→ **Dataset entries**
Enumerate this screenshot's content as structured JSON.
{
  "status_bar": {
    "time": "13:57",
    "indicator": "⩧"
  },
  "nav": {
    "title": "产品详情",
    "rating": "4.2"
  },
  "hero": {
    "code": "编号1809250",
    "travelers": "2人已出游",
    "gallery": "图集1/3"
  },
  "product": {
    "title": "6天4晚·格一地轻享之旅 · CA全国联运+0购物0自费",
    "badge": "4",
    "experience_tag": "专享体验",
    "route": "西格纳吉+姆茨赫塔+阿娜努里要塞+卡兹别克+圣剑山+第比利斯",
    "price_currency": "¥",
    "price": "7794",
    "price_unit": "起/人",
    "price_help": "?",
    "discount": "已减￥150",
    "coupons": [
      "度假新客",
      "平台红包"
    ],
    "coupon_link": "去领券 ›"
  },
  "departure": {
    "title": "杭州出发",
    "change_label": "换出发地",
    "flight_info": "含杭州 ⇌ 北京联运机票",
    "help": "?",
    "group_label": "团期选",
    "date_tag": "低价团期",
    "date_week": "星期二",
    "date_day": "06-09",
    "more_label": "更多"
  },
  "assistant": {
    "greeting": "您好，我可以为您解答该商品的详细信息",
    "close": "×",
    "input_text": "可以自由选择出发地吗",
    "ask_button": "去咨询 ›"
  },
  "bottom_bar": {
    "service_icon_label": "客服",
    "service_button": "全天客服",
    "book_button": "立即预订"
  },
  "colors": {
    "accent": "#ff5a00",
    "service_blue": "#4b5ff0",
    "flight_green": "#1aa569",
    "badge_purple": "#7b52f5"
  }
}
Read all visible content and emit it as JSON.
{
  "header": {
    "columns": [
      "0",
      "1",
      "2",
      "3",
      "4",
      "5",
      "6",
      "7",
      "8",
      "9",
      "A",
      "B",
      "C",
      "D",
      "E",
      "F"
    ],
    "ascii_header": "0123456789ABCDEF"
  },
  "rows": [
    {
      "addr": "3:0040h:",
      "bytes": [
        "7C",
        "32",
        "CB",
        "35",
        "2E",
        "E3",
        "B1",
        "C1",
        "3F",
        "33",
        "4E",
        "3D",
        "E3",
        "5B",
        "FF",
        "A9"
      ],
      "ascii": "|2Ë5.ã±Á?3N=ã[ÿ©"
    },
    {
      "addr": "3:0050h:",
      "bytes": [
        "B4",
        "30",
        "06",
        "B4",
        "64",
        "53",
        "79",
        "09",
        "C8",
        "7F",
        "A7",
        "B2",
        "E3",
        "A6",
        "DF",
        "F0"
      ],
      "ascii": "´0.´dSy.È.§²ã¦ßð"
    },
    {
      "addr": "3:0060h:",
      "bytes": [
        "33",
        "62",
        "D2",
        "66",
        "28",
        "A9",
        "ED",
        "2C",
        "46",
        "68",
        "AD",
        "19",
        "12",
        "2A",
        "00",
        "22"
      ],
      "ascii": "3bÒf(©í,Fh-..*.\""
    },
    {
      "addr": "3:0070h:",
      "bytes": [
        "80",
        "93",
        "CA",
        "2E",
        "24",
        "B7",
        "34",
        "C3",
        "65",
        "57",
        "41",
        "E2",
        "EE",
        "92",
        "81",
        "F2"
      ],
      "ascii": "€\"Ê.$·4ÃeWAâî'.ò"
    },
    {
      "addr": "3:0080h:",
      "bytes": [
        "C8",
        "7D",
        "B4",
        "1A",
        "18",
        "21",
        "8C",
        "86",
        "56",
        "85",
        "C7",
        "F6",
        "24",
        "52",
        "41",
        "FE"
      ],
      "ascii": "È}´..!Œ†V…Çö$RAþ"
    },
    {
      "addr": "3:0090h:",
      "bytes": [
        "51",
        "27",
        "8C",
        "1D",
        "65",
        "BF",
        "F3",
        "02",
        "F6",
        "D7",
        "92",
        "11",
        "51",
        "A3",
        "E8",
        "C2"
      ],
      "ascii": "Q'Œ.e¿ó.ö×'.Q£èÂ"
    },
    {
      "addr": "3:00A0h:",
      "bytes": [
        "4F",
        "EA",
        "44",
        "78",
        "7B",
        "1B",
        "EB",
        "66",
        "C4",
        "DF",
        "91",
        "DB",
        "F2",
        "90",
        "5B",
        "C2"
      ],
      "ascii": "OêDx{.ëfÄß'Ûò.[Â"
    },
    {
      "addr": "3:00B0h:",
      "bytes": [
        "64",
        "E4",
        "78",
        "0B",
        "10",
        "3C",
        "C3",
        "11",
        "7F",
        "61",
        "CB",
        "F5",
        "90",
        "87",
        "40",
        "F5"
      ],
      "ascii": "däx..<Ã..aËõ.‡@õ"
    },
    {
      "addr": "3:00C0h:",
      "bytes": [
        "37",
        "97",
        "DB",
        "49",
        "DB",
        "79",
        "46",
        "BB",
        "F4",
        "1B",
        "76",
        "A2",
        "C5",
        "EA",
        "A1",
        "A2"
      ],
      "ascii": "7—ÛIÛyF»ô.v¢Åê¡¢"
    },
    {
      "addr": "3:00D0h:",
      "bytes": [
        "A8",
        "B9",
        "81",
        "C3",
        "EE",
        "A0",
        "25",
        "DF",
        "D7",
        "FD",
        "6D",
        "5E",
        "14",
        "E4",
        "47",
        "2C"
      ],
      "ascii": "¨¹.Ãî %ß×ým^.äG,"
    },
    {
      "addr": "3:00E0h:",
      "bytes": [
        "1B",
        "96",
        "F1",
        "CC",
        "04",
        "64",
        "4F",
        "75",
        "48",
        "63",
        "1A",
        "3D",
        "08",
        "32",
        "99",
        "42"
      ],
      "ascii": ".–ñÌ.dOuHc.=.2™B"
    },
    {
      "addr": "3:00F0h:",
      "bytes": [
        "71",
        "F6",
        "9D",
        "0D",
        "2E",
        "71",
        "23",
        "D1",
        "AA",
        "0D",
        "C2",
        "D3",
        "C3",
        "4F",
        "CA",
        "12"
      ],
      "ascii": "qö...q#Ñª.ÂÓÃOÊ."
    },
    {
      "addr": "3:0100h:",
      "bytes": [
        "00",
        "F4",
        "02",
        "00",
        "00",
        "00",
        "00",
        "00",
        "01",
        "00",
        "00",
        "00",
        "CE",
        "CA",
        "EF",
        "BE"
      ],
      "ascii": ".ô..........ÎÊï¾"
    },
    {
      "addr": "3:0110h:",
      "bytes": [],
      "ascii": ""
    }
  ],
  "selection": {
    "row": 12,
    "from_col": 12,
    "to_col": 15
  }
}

→ **Set problem**
Locate the lines above that hold the word "title". Show every one of them.

→ **The reply**
    "title": "产品详情",
    "title": "6天4晚·格一地轻享之旅 · CA全国联运+0购物0自费",
    "title": "杭州出发",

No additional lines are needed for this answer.